**REQUIREMENT**: Reproduce the entries below verbatim, starting from the first one and continuing through the line that contains "nav-item-inquiry[interactable]: 1:1문의 bbox=[84, 3, 112, 16]", including that line. Stop there.

**MATERIAL TO PROCESS**:
·····

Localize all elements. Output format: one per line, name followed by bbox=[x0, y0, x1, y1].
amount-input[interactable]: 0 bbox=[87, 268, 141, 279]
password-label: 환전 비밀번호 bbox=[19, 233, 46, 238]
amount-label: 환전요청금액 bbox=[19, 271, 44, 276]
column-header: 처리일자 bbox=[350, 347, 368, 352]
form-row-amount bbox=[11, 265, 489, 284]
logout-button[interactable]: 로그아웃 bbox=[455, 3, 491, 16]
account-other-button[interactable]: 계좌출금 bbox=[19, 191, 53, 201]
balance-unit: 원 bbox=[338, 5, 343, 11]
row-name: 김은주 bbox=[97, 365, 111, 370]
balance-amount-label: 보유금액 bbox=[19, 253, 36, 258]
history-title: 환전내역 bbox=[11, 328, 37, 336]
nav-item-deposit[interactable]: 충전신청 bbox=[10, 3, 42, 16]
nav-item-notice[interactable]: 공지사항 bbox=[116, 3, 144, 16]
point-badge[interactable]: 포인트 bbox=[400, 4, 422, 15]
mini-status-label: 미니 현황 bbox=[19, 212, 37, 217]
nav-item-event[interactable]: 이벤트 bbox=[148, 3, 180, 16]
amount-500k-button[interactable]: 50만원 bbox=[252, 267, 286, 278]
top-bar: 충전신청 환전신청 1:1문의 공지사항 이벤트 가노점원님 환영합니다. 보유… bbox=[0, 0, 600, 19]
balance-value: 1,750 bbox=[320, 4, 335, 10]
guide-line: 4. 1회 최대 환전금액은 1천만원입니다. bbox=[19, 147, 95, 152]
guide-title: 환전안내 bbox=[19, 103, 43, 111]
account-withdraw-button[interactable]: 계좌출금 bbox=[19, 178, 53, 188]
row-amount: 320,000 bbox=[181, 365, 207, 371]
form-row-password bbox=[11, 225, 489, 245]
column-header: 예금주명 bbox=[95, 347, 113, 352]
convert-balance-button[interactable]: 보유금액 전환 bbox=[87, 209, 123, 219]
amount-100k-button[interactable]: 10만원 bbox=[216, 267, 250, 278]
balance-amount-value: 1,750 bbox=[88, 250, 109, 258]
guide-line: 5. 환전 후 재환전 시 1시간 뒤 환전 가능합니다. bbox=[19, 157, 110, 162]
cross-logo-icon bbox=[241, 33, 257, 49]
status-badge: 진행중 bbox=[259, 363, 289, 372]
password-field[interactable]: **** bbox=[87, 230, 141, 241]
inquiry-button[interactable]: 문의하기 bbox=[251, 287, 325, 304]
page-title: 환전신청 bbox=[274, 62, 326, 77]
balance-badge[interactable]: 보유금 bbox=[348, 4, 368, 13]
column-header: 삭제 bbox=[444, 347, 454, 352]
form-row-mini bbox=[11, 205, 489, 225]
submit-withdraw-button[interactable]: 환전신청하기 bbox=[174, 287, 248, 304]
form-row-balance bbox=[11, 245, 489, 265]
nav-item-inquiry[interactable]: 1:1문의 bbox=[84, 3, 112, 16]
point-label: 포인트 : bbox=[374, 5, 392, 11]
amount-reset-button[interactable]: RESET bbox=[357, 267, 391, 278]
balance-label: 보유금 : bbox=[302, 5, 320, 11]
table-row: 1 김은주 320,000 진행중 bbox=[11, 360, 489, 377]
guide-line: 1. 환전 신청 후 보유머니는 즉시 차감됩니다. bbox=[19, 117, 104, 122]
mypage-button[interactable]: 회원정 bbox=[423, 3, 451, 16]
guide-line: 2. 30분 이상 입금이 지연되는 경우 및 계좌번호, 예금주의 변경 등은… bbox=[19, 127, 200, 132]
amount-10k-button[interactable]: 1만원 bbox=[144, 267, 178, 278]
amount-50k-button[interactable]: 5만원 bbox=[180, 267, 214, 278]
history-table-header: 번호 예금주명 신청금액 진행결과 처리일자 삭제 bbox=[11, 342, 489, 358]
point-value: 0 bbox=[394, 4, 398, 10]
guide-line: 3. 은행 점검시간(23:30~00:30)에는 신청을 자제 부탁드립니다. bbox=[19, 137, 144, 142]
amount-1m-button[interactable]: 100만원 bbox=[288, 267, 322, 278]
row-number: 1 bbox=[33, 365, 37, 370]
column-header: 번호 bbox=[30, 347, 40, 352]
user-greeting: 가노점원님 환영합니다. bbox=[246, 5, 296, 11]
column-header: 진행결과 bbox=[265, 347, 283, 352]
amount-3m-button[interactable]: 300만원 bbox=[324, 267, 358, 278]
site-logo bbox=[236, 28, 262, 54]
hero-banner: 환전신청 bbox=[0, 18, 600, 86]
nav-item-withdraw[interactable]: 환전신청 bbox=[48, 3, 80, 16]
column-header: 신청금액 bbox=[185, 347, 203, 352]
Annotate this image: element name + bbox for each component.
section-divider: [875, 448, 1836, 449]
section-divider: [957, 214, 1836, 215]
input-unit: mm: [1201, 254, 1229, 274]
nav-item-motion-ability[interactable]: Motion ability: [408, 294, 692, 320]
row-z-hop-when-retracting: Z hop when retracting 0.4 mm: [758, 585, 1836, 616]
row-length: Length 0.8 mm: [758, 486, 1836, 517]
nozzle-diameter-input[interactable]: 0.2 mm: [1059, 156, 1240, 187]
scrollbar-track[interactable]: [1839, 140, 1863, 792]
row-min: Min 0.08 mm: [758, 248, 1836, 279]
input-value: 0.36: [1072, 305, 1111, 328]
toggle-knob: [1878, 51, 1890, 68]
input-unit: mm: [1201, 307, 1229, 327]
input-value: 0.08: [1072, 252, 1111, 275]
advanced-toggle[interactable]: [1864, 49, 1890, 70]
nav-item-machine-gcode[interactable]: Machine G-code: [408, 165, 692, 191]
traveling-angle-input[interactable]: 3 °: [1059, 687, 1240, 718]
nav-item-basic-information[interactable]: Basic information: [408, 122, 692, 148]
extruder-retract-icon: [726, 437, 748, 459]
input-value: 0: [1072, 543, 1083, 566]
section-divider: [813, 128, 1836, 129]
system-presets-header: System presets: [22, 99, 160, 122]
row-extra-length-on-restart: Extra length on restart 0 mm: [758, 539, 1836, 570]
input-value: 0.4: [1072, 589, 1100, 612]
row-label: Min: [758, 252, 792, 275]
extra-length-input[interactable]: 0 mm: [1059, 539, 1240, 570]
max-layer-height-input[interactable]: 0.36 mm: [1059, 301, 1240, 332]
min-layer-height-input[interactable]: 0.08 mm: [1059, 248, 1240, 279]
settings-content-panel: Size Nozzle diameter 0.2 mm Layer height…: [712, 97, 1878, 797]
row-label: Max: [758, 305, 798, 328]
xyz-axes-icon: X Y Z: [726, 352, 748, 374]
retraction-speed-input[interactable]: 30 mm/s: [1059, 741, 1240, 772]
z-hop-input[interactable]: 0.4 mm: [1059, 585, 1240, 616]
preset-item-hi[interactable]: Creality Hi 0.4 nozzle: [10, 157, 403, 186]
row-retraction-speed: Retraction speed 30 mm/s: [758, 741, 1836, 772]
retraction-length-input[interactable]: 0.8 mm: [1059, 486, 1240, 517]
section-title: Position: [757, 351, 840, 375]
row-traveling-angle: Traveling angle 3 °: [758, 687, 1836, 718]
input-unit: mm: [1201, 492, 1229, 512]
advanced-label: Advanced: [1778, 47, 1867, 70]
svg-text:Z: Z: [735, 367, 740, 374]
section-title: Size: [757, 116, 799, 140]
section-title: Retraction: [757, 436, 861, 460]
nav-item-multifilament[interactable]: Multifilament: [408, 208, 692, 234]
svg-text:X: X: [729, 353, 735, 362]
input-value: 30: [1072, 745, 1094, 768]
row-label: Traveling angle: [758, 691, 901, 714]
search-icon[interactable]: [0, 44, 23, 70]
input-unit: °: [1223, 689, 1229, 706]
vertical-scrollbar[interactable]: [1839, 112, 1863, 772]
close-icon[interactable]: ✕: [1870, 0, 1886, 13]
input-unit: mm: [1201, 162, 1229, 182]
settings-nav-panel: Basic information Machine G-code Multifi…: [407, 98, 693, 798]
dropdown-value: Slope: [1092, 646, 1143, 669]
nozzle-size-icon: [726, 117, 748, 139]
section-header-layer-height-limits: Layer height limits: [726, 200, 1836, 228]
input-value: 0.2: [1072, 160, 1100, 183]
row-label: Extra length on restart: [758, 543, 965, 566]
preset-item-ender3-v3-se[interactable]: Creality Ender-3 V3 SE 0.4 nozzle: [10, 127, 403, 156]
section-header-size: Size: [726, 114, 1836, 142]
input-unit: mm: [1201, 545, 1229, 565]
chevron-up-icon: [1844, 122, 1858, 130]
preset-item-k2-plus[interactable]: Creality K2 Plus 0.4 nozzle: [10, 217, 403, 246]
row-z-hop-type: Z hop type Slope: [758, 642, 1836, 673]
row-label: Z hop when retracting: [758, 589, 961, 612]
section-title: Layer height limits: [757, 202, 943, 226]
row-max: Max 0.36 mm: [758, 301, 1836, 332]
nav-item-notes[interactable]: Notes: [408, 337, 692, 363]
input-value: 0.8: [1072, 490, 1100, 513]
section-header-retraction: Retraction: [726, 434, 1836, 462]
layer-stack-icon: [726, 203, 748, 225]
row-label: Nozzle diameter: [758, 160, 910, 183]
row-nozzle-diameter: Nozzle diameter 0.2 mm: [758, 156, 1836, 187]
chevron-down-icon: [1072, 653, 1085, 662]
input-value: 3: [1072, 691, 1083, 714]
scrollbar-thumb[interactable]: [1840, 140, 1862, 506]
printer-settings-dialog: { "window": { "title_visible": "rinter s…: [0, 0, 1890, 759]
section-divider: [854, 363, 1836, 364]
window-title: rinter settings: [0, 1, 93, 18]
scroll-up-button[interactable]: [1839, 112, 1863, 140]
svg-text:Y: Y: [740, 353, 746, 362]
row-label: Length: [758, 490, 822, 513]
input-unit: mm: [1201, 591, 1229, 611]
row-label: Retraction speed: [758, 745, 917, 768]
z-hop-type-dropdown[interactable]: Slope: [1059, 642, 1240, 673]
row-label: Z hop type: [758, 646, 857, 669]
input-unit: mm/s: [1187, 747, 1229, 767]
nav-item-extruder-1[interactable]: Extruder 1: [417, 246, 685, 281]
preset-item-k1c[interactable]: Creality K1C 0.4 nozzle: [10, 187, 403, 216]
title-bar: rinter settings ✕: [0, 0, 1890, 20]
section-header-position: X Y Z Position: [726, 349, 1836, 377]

·····

**WRITTEN REPLY**:
Localize all elements. Output format: one per line, name followed by bbox=[x0, y0, x1, y1].
amount-input[interactable]: 0 bbox=[87, 268, 141, 279]
password-label: 환전 비밀번호 bbox=[19, 233, 46, 238]
amount-label: 환전요청금액 bbox=[19, 271, 44, 276]
column-header: 처리일자 bbox=[350, 347, 368, 352]
form-row-amount bbox=[11, 265, 489, 284]
logout-button[interactable]: 로그아웃 bbox=[455, 3, 491, 16]
account-other-button[interactable]: 계좌출금 bbox=[19, 191, 53, 201]
balance-unit: 원 bbox=[338, 5, 343, 11]
row-name: 김은주 bbox=[97, 365, 111, 370]
balance-amount-label: 보유금액 bbox=[19, 253, 36, 258]
history-title: 환전내역 bbox=[11, 328, 37, 336]
nav-item-deposit[interactable]: 충전신청 bbox=[10, 3, 42, 16]
nav-item-notice[interactable]: 공지사항 bbox=[116, 3, 144, 16]
point-badge[interactable]: 포인트 bbox=[400, 4, 422, 15]
mini-status-label: 미니 현황 bbox=[19, 212, 37, 217]
nav-item-event[interactable]: 이벤트 bbox=[148, 3, 180, 16]
amount-500k-button[interactable]: 50만원 bbox=[252, 267, 286, 278]
top-bar: 충전신청 환전신청 1:1문의 공지사항 이벤트 가노점원님 환영합니다. 보유… bbox=[0, 0, 600, 19]
balance-value: 1,750 bbox=[320, 4, 335, 10]
guide-line: 4. 1회 최대 환전금액은 1천만원입니다. bbox=[19, 147, 95, 152]
guide-title: 환전안내 bbox=[19, 103, 43, 111]
account-withdraw-button[interactable]: 계좌출금 bbox=[19, 178, 53, 188]
row-amount: 320,000 bbox=[181, 365, 207, 371]
form-row-password bbox=[11, 225, 489, 245]
column-header: 예금주명 bbox=[95, 347, 113, 352]
convert-balance-button[interactable]: 보유금액 전환 bbox=[87, 209, 123, 219]
amount-100k-button[interactable]: 10만원 bbox=[216, 267, 250, 278]
balance-amount-value: 1,750 bbox=[88, 250, 109, 258]
guide-line: 5. 환전 후 재환전 시 1시간 뒤 환전 가능합니다. bbox=[19, 157, 110, 162]
cross-logo-icon bbox=[241, 33, 257, 49]
status-badge: 진행중 bbox=[259, 363, 289, 372]
password-field[interactable]: **** bbox=[87, 230, 141, 241]
inquiry-button[interactable]: 문의하기 bbox=[251, 287, 325, 304]
page-title: 환전신청 bbox=[274, 62, 326, 77]
balance-badge[interactable]: 보유금 bbox=[348, 4, 368, 13]
column-header: 삭제 bbox=[444, 347, 454, 352]
form-row-mini bbox=[11, 205, 489, 225]
submit-withdraw-button[interactable]: 환전신청하기 bbox=[174, 287, 248, 304]
form-row-balance bbox=[11, 245, 489, 265]
nav-item-inquiry[interactable]: 1:1문의 bbox=[84, 3, 112, 16]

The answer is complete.